Instruction
Pull every line holding the string "parts" from the records below.

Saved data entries
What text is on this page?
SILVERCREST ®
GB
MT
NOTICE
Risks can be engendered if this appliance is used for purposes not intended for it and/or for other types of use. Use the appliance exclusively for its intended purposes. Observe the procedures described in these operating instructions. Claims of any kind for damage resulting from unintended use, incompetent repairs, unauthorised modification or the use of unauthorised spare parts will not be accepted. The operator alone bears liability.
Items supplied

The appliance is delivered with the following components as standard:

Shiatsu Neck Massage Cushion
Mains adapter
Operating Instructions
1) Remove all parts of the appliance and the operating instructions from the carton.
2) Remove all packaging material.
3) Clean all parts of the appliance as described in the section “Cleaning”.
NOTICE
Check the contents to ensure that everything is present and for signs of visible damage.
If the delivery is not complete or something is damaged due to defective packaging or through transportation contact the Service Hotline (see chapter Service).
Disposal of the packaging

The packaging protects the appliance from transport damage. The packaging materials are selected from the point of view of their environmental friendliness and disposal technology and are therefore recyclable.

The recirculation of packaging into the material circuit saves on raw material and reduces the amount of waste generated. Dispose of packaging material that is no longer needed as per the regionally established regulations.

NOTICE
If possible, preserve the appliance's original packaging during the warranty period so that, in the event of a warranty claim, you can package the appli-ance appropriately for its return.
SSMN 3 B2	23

* * *

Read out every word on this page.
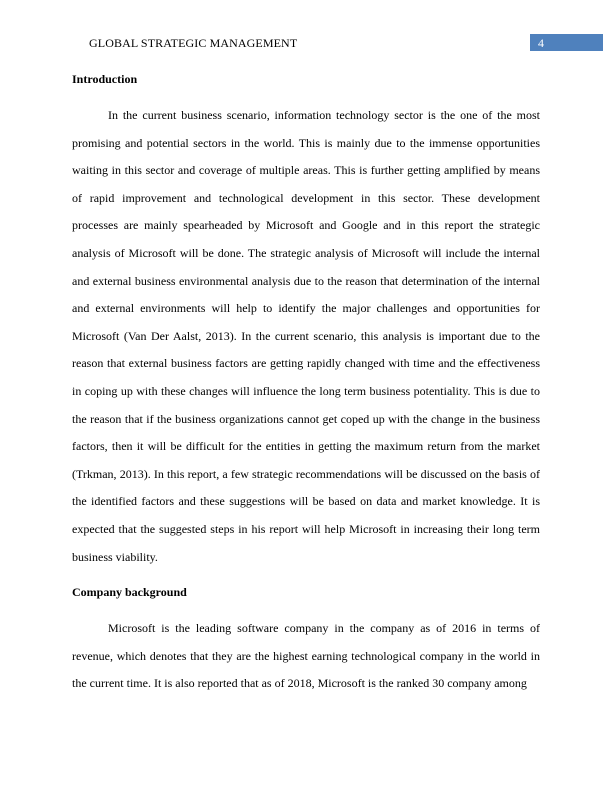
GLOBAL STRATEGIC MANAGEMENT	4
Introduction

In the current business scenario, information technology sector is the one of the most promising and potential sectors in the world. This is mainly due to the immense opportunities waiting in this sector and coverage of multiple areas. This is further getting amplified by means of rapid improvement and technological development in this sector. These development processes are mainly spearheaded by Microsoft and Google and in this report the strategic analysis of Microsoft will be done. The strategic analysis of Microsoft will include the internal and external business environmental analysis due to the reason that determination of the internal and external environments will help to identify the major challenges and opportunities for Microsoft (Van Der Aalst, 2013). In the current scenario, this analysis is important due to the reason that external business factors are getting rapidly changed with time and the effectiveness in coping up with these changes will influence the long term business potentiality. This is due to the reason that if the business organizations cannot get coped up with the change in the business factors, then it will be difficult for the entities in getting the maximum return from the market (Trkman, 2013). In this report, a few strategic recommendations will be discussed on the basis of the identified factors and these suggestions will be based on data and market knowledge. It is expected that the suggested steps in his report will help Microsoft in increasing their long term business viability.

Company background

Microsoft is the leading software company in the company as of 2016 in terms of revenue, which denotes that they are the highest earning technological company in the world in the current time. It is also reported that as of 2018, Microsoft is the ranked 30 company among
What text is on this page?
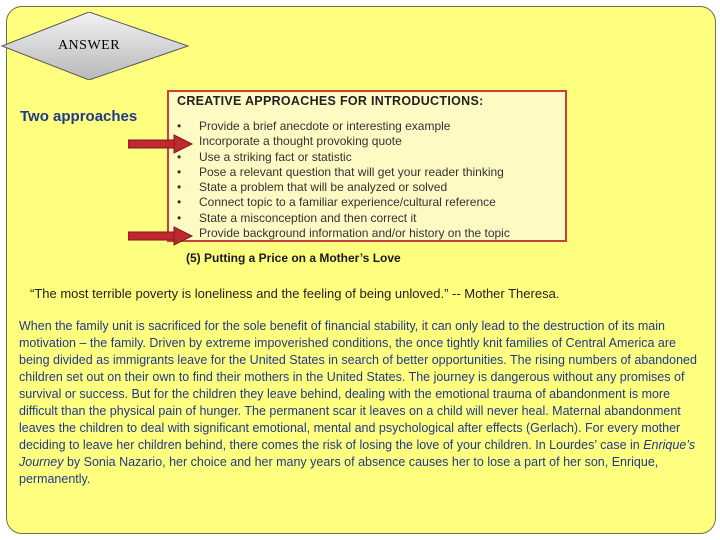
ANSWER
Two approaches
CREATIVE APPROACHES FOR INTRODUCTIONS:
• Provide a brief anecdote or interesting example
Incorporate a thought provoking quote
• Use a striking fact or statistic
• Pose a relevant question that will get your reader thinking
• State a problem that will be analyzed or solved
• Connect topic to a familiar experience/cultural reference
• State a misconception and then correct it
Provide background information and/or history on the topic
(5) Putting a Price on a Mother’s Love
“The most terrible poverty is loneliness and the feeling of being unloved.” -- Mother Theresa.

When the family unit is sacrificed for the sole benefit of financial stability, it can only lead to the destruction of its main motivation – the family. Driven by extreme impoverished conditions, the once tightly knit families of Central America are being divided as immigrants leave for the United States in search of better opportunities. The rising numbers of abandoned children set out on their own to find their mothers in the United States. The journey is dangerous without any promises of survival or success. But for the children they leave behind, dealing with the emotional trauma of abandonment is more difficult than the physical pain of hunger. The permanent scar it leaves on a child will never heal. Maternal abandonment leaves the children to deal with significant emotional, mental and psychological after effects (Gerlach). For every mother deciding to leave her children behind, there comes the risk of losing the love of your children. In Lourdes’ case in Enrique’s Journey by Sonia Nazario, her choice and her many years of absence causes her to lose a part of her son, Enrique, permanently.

Result
Risks can be engendered if this appliance is used for purposes not intended for it and/or for other types of use. Use the appliance exclusively for its intended purposes. Observe the procedures described in these operating instructions. Claims of any kind for damage resulting from unintended use, incompetent repairs, unauthorised modification or the use of unauthorised spare parts will not be accepted. The operator alone bears liability.
1) Remove all parts of the appliance and the operating instructions from the carton.
3) Clean all parts of the appliance as described in the section “Cleaning”.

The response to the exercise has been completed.